▸ **Goal of the exercise**: Copy each line that holds "name".
***** Provided information
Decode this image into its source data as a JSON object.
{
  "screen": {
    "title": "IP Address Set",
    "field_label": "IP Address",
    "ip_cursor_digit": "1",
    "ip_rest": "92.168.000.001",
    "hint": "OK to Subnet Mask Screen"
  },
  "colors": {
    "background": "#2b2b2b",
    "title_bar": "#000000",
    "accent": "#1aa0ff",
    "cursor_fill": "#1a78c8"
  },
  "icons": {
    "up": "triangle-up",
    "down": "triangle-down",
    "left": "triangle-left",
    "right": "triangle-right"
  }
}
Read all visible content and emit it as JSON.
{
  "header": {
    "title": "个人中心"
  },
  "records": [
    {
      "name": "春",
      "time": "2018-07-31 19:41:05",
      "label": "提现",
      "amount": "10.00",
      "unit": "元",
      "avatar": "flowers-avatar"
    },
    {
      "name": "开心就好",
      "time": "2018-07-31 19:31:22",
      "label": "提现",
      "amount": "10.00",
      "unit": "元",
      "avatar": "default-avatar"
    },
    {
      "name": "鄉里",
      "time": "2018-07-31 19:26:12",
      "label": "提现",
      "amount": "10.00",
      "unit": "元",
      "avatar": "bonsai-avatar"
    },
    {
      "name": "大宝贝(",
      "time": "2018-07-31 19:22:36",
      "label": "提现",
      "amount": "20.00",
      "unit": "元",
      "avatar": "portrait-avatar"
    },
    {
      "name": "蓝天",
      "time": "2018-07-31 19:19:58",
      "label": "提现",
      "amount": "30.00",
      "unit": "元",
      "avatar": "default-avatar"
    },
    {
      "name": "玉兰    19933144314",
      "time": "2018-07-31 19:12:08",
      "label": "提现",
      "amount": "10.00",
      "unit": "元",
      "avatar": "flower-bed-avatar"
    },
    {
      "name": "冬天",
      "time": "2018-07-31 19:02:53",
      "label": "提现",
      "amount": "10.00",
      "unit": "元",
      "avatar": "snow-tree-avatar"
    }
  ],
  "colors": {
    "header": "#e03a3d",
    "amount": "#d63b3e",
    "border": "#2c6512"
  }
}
**********
▸ **Output for this task**:
      "name": "春",
      "name": "开心就好",
      "name": "鄉里",
      "name": "大宝贝(",
      "name": "蓝天",
      "name": "玉兰    19933144314",
      "name": "冬天",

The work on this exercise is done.